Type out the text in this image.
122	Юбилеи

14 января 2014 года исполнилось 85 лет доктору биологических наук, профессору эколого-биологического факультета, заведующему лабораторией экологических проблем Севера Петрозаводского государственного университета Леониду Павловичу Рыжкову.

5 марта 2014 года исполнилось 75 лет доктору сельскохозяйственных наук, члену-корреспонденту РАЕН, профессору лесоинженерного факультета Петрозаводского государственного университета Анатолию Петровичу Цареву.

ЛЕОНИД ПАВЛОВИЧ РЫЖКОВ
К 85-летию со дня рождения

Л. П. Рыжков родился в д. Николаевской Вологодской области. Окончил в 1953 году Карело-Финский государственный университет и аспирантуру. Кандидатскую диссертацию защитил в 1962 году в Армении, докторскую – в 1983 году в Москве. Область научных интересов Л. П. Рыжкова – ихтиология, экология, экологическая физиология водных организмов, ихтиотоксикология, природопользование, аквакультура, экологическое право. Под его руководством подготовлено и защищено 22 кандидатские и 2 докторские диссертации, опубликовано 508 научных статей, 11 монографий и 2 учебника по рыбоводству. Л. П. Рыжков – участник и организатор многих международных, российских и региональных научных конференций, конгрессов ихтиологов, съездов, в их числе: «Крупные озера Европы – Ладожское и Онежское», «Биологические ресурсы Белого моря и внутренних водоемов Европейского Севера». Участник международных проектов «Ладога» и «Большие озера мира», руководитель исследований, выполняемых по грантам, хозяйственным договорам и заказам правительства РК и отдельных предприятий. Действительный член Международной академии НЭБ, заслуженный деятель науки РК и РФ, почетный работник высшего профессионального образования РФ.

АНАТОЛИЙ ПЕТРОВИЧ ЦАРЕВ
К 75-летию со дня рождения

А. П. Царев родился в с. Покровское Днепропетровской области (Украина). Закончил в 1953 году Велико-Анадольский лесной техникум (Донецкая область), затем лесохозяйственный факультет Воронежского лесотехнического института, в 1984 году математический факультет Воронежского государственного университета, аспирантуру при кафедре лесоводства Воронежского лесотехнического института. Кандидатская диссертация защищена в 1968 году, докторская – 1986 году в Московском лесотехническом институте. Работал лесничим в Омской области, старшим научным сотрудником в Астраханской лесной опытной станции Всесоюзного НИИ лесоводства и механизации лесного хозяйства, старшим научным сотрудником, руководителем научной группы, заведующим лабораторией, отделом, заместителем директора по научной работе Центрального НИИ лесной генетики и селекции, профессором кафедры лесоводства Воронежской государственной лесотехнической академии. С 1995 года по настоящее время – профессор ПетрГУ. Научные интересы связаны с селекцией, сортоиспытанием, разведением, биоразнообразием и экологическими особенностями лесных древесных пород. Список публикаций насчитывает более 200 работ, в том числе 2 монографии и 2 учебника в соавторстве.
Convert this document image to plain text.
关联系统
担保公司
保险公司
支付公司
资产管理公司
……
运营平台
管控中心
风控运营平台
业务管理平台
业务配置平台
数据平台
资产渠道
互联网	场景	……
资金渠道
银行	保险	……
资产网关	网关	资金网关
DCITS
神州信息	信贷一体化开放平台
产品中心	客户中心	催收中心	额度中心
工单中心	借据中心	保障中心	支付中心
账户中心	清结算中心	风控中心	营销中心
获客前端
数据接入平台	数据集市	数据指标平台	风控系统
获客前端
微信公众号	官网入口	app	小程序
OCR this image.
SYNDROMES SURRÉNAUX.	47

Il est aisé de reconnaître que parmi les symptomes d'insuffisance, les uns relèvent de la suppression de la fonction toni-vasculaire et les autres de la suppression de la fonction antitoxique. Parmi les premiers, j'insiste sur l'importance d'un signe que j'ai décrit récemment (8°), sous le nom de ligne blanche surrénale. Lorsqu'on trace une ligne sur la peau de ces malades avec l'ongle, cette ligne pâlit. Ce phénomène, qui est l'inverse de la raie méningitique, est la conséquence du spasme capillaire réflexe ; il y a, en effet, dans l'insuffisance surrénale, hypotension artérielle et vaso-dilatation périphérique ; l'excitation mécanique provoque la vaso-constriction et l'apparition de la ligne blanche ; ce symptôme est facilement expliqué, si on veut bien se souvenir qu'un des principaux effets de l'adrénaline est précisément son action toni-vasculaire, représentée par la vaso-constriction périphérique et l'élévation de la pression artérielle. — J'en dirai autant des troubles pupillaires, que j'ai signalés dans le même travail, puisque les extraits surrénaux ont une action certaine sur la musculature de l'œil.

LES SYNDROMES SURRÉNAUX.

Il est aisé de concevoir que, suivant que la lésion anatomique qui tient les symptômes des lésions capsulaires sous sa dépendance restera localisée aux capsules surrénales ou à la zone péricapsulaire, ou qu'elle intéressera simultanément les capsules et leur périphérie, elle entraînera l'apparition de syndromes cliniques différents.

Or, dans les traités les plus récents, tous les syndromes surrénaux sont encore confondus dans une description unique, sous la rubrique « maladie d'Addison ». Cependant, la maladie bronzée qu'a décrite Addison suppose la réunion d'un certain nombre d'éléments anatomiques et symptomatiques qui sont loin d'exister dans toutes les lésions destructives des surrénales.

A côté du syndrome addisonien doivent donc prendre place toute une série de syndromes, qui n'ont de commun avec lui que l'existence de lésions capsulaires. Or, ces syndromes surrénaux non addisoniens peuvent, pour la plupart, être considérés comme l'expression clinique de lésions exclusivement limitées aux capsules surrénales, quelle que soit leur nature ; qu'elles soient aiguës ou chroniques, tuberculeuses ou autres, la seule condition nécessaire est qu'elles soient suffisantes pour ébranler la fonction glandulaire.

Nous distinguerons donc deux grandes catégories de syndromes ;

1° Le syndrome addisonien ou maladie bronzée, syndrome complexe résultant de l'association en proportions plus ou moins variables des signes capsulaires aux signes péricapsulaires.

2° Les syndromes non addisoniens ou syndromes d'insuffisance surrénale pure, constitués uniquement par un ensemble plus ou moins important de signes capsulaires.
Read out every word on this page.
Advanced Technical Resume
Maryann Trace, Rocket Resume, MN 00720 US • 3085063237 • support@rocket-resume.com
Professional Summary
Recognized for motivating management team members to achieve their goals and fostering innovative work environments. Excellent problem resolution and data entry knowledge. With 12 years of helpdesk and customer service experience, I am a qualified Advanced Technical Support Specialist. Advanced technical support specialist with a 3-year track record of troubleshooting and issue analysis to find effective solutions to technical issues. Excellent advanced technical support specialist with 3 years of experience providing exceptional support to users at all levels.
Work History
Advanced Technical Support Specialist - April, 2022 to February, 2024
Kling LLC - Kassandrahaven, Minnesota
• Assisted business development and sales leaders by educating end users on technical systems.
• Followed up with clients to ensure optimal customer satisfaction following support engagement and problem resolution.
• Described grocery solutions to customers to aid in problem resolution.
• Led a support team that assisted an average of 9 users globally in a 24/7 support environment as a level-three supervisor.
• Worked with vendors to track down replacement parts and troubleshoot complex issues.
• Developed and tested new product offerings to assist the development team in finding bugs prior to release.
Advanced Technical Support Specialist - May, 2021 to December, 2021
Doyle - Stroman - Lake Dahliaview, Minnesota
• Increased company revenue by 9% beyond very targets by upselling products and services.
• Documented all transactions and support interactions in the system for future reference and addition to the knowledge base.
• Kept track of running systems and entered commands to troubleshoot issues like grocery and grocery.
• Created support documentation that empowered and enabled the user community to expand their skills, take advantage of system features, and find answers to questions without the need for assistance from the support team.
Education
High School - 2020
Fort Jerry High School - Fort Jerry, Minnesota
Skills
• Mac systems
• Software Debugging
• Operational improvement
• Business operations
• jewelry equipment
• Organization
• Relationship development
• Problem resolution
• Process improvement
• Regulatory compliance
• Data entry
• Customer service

WHAT YOU NEED TO DO: Show the lines of the data that hold the word "bronzée".

COMPLETE RESPONSE:
Or, dans les traités les plus récents, tous les syndromes surrénaux sont encore confondus dans une description unique, sous la rubrique « maladie d'Addison ». Cependant, la maladie bronzée qu'a décrite Addison suppose la réunion d'un certain nombre d'éléments anatomiques et symptomatiques qui sont loin d'exister dans toutes les lésions destructives des surrénales.
1° Le syndrome addisonien ou maladie bronzée, syndrome complexe résultant de l'association en proportions plus ou moins variables des signes capsulaires aux signes péricapsulaires.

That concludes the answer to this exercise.